:: Stated exercise ::
Pull out every line below that contains the word "Ohineroa".

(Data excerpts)

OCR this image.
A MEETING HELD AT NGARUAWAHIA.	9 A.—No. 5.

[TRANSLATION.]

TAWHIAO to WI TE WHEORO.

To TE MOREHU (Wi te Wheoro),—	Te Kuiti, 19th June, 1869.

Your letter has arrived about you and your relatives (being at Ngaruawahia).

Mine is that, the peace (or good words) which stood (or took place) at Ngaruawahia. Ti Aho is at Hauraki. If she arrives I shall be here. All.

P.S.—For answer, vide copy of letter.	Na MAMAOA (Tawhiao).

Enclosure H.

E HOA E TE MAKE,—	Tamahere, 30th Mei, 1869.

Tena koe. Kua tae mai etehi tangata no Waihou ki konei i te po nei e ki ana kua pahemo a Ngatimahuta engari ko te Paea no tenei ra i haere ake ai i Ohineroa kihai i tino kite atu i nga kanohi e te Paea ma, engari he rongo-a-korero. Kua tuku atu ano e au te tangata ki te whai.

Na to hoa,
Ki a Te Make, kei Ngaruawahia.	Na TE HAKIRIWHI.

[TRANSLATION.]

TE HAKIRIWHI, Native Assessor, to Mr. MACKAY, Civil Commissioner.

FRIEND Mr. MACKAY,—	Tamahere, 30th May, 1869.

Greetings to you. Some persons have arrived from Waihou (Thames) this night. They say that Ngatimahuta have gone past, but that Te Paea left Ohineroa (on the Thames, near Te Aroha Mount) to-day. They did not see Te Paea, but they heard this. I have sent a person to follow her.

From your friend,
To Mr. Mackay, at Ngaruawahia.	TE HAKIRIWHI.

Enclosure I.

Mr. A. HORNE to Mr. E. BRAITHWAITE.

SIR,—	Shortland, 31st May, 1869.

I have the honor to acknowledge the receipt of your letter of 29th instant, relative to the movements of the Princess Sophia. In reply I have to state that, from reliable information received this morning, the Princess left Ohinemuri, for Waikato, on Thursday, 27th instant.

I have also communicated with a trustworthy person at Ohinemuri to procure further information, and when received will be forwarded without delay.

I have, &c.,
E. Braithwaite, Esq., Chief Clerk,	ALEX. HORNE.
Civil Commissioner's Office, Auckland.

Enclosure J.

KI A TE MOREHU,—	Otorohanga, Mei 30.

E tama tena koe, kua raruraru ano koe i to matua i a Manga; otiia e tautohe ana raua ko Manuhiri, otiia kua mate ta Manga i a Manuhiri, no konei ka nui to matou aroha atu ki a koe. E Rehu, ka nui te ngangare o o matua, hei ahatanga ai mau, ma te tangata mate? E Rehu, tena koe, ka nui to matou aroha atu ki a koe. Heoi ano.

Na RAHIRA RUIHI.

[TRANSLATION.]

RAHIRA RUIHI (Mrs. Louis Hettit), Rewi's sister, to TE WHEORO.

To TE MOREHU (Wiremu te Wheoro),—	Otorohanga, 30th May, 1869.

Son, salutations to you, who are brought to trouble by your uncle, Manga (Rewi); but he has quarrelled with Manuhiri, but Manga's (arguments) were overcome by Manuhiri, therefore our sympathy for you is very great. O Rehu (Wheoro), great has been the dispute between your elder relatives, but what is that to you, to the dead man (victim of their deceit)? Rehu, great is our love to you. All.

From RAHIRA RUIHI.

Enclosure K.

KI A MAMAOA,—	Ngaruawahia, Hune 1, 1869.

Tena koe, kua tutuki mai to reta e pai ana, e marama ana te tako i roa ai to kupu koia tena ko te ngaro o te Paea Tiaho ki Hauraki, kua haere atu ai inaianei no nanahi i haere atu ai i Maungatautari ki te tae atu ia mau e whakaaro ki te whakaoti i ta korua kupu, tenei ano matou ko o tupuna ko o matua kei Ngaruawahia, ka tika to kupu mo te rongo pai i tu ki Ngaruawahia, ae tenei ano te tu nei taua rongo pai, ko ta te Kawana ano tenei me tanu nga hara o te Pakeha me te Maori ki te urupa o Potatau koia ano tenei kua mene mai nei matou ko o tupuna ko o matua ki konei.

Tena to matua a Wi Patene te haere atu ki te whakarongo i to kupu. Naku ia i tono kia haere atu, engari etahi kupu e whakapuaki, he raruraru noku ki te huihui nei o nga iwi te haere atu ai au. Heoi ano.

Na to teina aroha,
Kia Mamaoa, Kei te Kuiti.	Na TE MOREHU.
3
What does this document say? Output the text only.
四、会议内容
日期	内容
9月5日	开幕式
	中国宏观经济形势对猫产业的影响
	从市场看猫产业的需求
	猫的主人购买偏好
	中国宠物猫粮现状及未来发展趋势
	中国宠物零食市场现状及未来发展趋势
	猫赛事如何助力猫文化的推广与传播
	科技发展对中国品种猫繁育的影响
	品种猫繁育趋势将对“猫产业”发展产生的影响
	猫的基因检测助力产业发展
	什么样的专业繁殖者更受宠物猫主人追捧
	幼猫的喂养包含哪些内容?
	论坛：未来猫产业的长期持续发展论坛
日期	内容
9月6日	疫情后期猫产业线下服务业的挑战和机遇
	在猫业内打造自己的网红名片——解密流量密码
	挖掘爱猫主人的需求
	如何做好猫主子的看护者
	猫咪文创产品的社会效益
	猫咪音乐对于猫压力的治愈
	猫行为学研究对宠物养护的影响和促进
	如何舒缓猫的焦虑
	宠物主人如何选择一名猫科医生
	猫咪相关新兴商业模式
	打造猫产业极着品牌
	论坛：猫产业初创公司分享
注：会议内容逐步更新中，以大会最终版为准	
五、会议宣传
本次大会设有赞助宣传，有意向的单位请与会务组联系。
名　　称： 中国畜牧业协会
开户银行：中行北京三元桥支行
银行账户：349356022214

:: Written response ::
Tena koe. Kua tae mai etehi tangata no Waihou ki konei i te po nei e ki ana kua pahemo a Ngatimahuta engari ko te Paea no tenei ra i haere ake ai i Ohineroa kihai i tino kite atu i nga kanohi e te Paea ma, engari he rongo-a-korero. Kua tuku atu ano e au te tangata ki te whai.
Greetings to you. Some persons have arrived from Waihou (Thames) this night. They say that Ngatimahuta have gone past, but that Te Paea left Ohineroa (on the Thames, near Te Aroha Mount) to-day. They did not see Te Paea, but they heard this. I have sent a person to follow her.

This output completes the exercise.